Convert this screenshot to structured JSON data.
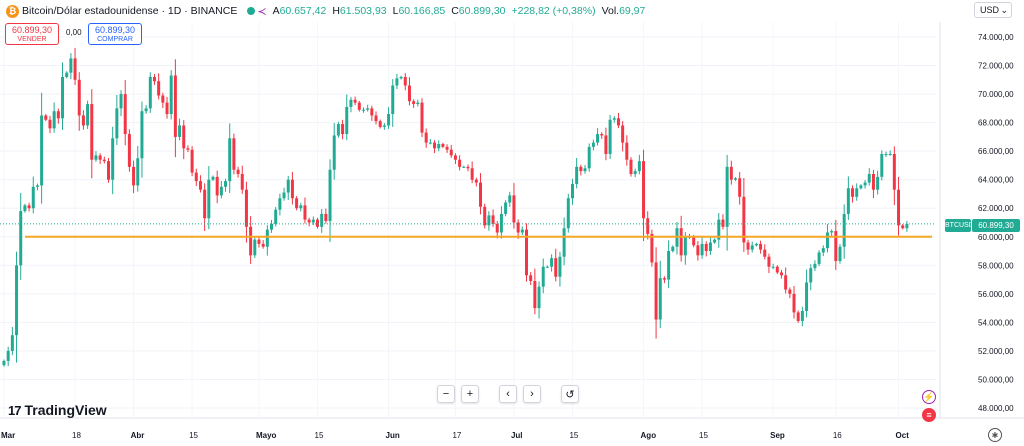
{
  "header": {
    "title": "Bitcoin/Dólar estadounidense · 1D · BINANCE",
    "open_label": "A",
    "open": "60.657,42",
    "high_label": "H",
    "high": "61.503,93",
    "low_label": "L",
    "low": "60.166,85",
    "close_label": "C",
    "close": "60.899,30",
    "change": "+228,82 (+0,38%)",
    "vol_label": "Vol.",
    "vol": "69,97"
  },
  "currency": "USD",
  "sell": {
    "price": "60.899,30",
    "label": "VENDER"
  },
  "buy": {
    "price": "60.899,30",
    "label": "COMPRAR"
  },
  "spread": "0,00",
  "branding": "TradingView",
  "symbol_tag": "BTCUSD",
  "last_price_tag": "60.899,30",
  "toolbar": {
    "zoom_out": "−",
    "zoom_in": "+",
    "scroll_left": "‹",
    "scroll_right": "›",
    "reset": "↺"
  },
  "colors": {
    "up": "#22ab94",
    "down": "#f23645",
    "support_line": "#f5a623",
    "accent": "#2962ff"
  },
  "chart_data": {
    "type": "candlestick",
    "symbol": "BTCUSD",
    "interval": "1D",
    "ylim": [
      48000,
      75000
    ],
    "y_ticks": [
      "74.000,00",
      "72.000,00",
      "70.000,00",
      "68.000,00",
      "66.000,00",
      "64.000,00",
      "62.000,00",
      "60.000,00",
      "58.000,00",
      "56.000,00",
      "54.000,00",
      "52.000,00",
      "50.000,00",
      "48.000,00"
    ],
    "x_ticks": [
      {
        "label": "Mar",
        "bold": true,
        "day": 0
      },
      {
        "label": "18",
        "bold": false,
        "day": 17
      },
      {
        "label": "Abr",
        "bold": true,
        "day": 31
      },
      {
        "label": "15",
        "bold": false,
        "day": 45
      },
      {
        "label": "Mayo",
        "bold": true,
        "day": 61
      },
      {
        "label": "15",
        "bold": false,
        "day": 75
      },
      {
        "label": "Jun",
        "bold": true,
        "day": 92
      },
      {
        "label": "17",
        "bold": false,
        "day": 108
      },
      {
        "label": "Jul",
        "bold": true,
        "day": 122
      },
      {
        "label": "15",
        "bold": false,
        "day": 136
      },
      {
        "label": "Ago",
        "bold": true,
        "day": 153
      },
      {
        "label": "15",
        "bold": false,
        "day": 167
      },
      {
        "label": "Sep",
        "bold": true,
        "day": 184
      },
      {
        "label": "16",
        "bold": false,
        "day": 199
      },
      {
        "label": "Oct",
        "bold": true,
        "day": 214
      }
    ],
    "support_level": 60000,
    "last_price": 60899.3,
    "dotted_level": 60899.3,
    "closes": [
      51300,
      52000,
      53100,
      58000,
      61800,
      62200,
      62000,
      63500,
      63600,
      68500,
      68200,
      67600,
      68800,
      68300,
      71200,
      71500,
      72500,
      71000,
      68500,
      67800,
      69300,
      65400,
      65700,
      65400,
      65300,
      64000,
      66900,
      69000,
      70000,
      67200,
      64900,
      63600,
      65500,
      68800,
      69000,
      71200,
      70900,
      69900,
      69400,
      68600,
      71300,
      67000,
      67800,
      66200,
      66100,
      64500,
      63900,
      63300,
      61300,
      64000,
      64200,
      62900,
      63500,
      63900,
      66900,
      64700,
      64400,
      63300,
      60700,
      58700,
      59800,
      59500,
      59300,
      60500,
      60900,
      61900,
      62700,
      63100,
      64000,
      62700,
      62000,
      62200,
      61200,
      61000,
      61200,
      60700,
      61600,
      61100,
      64700,
      67100,
      67900,
      67200,
      69100,
      69600,
      69400,
      68900,
      68900,
      69000,
      68500,
      68100,
      67700,
      67800,
      68600,
      70600,
      71100,
      71200,
      70600,
      69500,
      69300,
      69400,
      67300,
      66600,
      66600,
      66200,
      66500,
      66300,
      66100,
      65700,
      65400,
      64900,
      64900,
      64800,
      64000,
      63800,
      62100,
      60800,
      61500,
      60900,
      60300,
      61600,
      62400,
      62900,
      61000,
      60300,
      60500,
      57300,
      56900,
      55000,
      56500,
      57900,
      57900,
      58500,
      57200,
      58600,
      60600,
      62700,
      63700,
      64900,
      64600,
      64800,
      66300,
      66600,
      67200,
      67100,
      65800,
      68200,
      68300,
      67800,
      66600,
      65400,
      64400,
      64600,
      65300,
      61300,
      60200,
      58200,
      54200,
      57100,
      57000,
      59000,
      59300,
      60600,
      58700,
      60000,
      60000,
      59400,
      58700,
      59500,
      59000,
      59600,
      59800,
      61200,
      60700,
      64900,
      64000,
      64100,
      62800,
      59600,
      59100,
      59400,
      59500,
      59100,
      58600,
      57900,
      57900,
      57500,
      57300,
      56300,
      56000,
      54700,
      54100,
      54800,
      56800,
      57800,
      58100,
      58900,
      59200,
      60300,
      60400,
      58300,
      59300,
      61600,
      63400,
      62800,
      63400,
      63600,
      63800,
      64400,
      63300,
      64200,
      65800,
      65800,
      65800,
      63300,
      60800,
      60600,
      60900
    ]
  }
}
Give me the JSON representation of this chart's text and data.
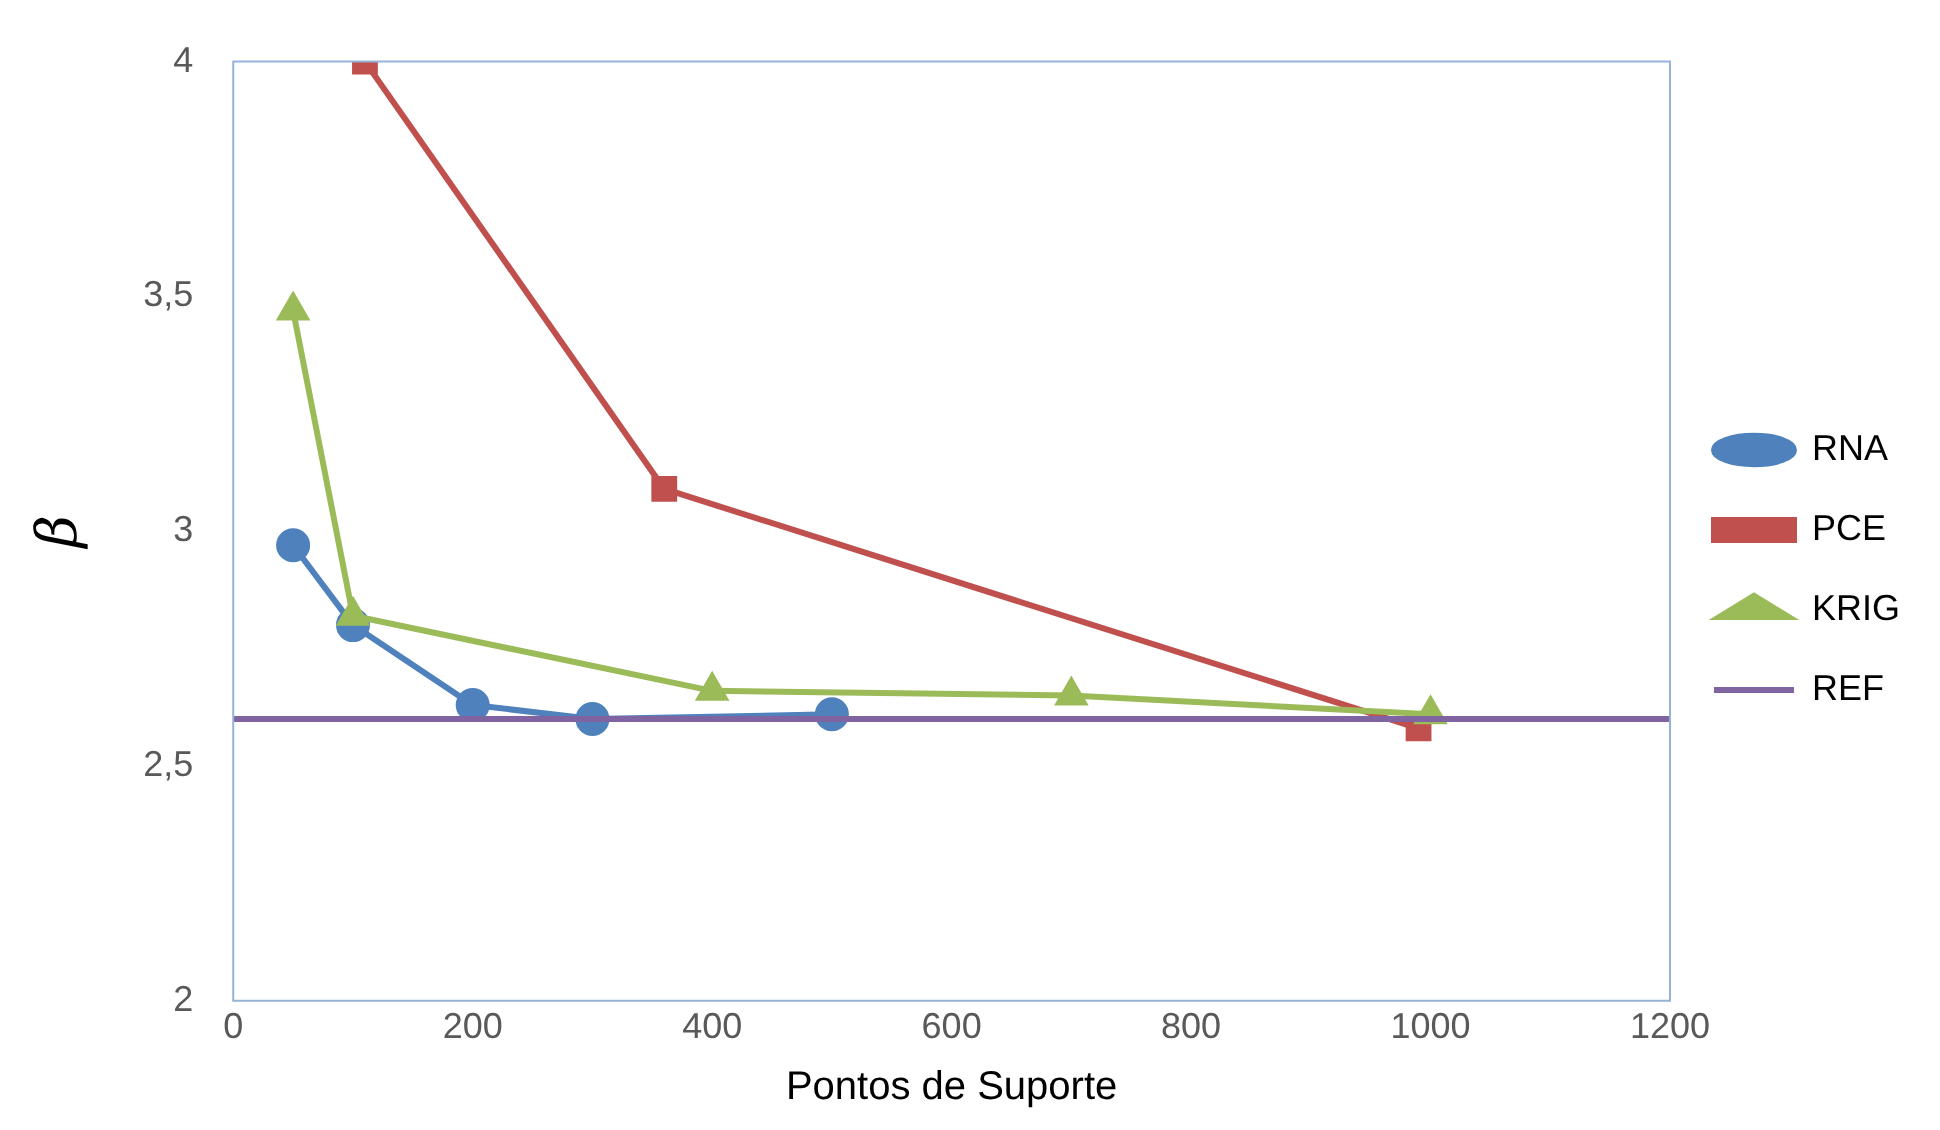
{
  "chart_data": {
    "type": "line",
    "xlabel": "Pontos de Suporte",
    "ylabel": "β",
    "xlim": [
      0,
      1200
    ],
    "xticks": [
      0,
      200,
      400,
      600,
      800,
      1000,
      1200
    ],
    "ylim": [
      2,
      4
    ],
    "yticks": [
      2,
      {
        "value": 2.5,
        "label": "2,5"
      },
      3,
      {
        "value": 3.5,
        "label": "3,5"
      },
      4
    ],
    "grid": false,
    "legend": "right",
    "series": [
      {
        "name": "RNA",
        "color": "#4f81bd",
        "marker": "circle",
        "x": [
          50,
          100,
          200,
          300,
          500
        ],
        "values": [
          2.97,
          2.8,
          2.63,
          2.6,
          2.61
        ]
      },
      {
        "name": "PCE",
        "color": "#c0504d",
        "marker": "square",
        "x": [
          110,
          360,
          990
        ],
        "values": [
          4.0,
          3.09,
          2.58
        ]
      },
      {
        "name": "KRIG",
        "color": "#9bbb59",
        "marker": "triangle",
        "x": [
          50,
          100,
          400,
          700,
          1000
        ],
        "values": [
          3.47,
          2.82,
          2.66,
          2.65,
          2.61
        ]
      },
      {
        "name": "REF",
        "color": "#8064a2",
        "marker": "none",
        "x": [
          0,
          1200
        ],
        "values": [
          2.6,
          2.6
        ]
      }
    ]
  }
}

* * *

▶ GOAL
Extract from the material all lines containing the string "this".

▶ EXERCISE SOLUTION
Convert this screenshot to structured JSON data.
Give me the JSON representation of this chart's text and data.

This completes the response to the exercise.